*** GIVEN TEXT ***

Called with no arguments, simulate_tracks() returns a tibble of three conditions (60 trials total, 200 frames each):

sim <- simulate_tracks(seed = 1)
dim(sim)
#> [1] 12000    16
names(sim)
#>  [1] "condition"     "trial_id"      "trial_num"     "frame"        
#>  [5] "predictor"     "concentration" "tortuosity"    "ref_heading"  
#>  [9] "final_heading" "rho"           "abs_theta"     "rel_theta"    
#> [13] "abs_x"         "abs_y"         "rel_x"         "rel_y"

Each row is one frame. The key columns are:

Column Description
condition Condition label
trial_id Unique trial identifier (<condition>_<index>)
frame Frame number within the trial
predictor Per-trial continuous covariate value
concentration Effective von Mises κ for the trial
tortuosity Effective angular noise σ for the trial
final_heading Drawn heading (unit-circle radians)
abs_x, abs_y Absolute position on the unit disc
rel_x, rel_y Position re-centred on the heading direction
abs_theta, rel_theta Corresponding angular coordinates

Output Formats

The output argument controls what is returned.

# Default: long-form tibble
sim_tbl  <- simulate_tracks(seed = 1, output = "tibble")

# TrajSet directly (ready for radiate(), derive_headings(), etc.)
sim_ts   <- simulate_tracks(seed = 1, output = "trajset")

# Both representations in a named list
sim_both <- simulate_tracks(seed = 1, output = "both")
names(sim_both)  # "tibble" "trajset"

*** DATA SHOWN ***

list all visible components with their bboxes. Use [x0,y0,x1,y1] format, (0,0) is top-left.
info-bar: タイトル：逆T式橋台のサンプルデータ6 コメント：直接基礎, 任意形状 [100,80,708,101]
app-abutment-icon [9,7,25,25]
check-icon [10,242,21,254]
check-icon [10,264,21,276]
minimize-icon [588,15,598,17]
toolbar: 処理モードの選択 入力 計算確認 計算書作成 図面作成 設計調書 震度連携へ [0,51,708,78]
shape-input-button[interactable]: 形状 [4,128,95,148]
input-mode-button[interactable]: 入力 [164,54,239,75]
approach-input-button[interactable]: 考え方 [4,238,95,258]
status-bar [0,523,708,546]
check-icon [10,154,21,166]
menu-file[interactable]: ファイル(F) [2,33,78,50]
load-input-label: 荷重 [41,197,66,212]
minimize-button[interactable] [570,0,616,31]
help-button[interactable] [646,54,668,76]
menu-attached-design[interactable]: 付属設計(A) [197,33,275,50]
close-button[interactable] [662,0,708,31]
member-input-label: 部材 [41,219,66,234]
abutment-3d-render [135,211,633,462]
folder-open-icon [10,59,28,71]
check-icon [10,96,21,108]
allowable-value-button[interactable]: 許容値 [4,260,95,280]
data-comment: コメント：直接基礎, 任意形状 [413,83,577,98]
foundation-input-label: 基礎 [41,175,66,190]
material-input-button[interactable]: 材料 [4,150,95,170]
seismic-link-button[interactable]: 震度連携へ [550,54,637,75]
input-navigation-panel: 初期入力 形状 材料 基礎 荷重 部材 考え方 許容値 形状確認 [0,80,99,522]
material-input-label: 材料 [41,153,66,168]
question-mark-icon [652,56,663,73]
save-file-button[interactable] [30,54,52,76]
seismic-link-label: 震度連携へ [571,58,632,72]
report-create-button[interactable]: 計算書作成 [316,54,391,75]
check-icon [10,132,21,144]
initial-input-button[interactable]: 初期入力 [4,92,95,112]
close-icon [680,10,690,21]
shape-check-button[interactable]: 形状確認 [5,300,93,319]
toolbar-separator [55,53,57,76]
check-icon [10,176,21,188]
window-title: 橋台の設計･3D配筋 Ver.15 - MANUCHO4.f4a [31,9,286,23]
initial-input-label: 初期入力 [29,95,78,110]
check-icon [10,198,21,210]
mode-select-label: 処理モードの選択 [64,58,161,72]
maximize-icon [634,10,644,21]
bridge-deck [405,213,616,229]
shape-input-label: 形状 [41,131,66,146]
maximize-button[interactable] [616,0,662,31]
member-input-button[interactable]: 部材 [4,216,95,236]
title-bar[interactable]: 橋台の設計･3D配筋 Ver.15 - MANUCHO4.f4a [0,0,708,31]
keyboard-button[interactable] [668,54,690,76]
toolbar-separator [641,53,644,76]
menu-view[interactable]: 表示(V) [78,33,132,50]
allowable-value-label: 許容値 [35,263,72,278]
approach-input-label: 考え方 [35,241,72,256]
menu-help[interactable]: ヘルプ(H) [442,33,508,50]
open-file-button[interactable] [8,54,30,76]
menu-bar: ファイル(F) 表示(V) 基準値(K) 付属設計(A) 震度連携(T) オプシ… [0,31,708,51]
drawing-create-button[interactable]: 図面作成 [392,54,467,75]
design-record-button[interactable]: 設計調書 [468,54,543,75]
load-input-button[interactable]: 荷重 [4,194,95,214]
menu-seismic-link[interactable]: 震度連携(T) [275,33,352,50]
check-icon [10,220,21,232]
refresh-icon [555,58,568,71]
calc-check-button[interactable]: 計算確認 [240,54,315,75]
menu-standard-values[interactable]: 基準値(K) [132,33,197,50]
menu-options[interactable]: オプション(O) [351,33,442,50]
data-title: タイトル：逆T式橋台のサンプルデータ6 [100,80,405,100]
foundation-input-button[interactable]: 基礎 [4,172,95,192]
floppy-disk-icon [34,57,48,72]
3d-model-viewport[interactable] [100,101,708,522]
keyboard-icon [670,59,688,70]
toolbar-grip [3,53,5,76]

***

▸ **EXERCISE REQUIREMENTS**
• a. Translate this sentence from the passage on simulated tracks into Spanish: "The output argument controls what is returned."
• b. Reproduce the passage on simulated tracks from "#> [1] 12000" to "trial identifier (<condition>_<index>)", keeping every character unchanged.
The records were taken from a different source than the text.

▸ **ANSWERS BY ITEM NUMBER**
• a. El argumento output controla lo que se devuelve.

• b.
#> [1] 12000    16
names(sim)
#>  [1] "condition"     "trial_id"      "trial_num"     "frame"        
#>  [5] "predictor"     "concentration" "tortuosity"    "ref_heading"  
#>  [9] "final_heading" "rho"           "abs_theta"     "rel_theta"    
#> [13] "abs_x"         "abs_y"         "rel_x"         "rel_y"

Each row is one frame. The key columns are:

Column Description
condition Condition label
trial_id Unique trial identifier (<condition>_<index>)